What you need to do - Say how many lines contain the word "caption". Only the number should be given.

Dataset excerpt
· · · ·

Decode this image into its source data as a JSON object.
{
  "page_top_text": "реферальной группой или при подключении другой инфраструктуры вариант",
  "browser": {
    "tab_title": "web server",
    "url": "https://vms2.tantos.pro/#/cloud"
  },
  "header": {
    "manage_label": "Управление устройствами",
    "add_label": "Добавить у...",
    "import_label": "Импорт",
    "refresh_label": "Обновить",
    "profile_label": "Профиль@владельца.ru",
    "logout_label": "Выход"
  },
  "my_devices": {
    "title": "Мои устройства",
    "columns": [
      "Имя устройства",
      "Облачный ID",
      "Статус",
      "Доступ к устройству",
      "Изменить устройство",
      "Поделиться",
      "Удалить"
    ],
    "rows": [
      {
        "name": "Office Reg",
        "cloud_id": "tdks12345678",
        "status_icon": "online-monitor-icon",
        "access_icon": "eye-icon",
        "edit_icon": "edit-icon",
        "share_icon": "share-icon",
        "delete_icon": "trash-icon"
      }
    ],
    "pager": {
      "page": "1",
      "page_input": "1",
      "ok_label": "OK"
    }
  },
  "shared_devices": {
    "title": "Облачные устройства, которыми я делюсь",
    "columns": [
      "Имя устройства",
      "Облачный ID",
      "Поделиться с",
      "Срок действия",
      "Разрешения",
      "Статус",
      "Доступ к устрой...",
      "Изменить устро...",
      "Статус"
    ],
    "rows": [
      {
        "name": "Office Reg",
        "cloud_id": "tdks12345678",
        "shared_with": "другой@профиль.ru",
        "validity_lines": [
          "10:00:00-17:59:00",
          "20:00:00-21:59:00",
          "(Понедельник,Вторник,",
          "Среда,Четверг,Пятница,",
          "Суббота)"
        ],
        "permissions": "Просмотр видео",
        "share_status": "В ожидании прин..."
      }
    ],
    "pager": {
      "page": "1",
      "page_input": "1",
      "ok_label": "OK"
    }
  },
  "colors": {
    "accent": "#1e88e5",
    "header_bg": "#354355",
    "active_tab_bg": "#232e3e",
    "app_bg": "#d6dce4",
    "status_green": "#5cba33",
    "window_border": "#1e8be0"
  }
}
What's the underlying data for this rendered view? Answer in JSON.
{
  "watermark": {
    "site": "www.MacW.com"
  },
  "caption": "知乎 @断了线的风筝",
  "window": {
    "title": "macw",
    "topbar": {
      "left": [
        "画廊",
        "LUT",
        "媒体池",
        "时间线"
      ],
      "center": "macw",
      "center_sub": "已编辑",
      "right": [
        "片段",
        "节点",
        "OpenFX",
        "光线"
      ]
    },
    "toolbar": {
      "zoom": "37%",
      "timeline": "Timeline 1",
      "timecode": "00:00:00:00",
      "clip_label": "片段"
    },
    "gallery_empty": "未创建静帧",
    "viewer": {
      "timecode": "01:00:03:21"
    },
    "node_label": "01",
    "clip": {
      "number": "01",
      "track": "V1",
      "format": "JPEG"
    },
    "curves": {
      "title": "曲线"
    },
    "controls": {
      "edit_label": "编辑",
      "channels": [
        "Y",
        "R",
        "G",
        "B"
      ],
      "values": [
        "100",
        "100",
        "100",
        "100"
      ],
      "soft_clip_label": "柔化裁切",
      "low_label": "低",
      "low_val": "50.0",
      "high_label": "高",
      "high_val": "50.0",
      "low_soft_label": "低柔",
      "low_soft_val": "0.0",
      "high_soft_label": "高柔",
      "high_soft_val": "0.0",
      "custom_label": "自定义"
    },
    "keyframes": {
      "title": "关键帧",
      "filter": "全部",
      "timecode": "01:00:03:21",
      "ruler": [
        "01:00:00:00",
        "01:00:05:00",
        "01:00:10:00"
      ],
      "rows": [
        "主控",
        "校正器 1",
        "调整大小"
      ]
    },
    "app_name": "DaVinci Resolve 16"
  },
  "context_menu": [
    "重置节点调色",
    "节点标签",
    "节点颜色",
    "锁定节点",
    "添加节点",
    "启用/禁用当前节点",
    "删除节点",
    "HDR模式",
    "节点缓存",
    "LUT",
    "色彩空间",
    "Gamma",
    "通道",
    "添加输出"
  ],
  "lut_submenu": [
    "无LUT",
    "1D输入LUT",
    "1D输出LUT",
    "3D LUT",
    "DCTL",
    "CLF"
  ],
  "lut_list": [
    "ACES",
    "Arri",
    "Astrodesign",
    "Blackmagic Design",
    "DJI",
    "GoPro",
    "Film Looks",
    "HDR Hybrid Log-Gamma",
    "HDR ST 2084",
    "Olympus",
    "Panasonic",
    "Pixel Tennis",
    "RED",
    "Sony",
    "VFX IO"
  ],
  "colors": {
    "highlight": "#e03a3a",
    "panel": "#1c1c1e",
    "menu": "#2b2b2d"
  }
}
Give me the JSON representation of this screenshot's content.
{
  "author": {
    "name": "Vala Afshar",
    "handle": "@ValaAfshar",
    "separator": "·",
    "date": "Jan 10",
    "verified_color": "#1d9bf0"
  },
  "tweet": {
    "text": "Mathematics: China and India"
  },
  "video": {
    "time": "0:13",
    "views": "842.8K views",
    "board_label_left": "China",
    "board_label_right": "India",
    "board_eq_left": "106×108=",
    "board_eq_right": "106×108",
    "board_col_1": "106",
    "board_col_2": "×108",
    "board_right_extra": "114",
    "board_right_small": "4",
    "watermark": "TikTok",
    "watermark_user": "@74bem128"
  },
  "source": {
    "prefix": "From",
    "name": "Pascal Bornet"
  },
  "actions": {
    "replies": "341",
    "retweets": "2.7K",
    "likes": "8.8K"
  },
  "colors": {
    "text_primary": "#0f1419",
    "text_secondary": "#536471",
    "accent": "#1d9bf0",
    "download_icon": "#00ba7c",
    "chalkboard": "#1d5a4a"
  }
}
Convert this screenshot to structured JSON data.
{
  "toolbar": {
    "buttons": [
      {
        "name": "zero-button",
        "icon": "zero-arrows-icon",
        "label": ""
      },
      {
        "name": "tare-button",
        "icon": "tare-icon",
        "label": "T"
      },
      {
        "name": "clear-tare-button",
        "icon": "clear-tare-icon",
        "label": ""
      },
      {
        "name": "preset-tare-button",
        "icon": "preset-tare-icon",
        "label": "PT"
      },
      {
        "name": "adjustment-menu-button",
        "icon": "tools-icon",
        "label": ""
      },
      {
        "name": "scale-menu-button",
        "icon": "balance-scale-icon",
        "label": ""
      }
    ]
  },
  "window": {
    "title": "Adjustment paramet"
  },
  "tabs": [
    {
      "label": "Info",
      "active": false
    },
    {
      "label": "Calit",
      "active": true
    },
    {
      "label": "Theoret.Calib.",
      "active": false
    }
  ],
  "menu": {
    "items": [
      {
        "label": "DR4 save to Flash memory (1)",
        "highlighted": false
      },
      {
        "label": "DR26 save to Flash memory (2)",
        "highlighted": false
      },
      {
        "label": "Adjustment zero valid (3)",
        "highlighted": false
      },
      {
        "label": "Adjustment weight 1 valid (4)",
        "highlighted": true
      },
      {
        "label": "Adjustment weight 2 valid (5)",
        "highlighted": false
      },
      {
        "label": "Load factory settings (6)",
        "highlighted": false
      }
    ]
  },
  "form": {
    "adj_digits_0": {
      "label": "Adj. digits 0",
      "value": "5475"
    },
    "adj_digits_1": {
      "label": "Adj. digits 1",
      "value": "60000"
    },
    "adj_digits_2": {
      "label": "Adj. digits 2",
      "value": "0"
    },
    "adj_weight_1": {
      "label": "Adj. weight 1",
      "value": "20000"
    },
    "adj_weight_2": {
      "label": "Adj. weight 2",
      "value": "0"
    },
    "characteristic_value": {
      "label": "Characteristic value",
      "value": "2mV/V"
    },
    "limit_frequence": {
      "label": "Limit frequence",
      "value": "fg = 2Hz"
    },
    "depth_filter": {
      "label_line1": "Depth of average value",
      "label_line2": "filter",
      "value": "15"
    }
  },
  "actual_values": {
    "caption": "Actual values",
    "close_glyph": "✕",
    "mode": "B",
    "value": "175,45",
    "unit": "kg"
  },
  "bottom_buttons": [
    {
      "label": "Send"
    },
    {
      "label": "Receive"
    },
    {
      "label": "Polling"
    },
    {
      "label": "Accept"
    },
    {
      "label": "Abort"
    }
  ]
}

· · · ·

Exercise solution - 2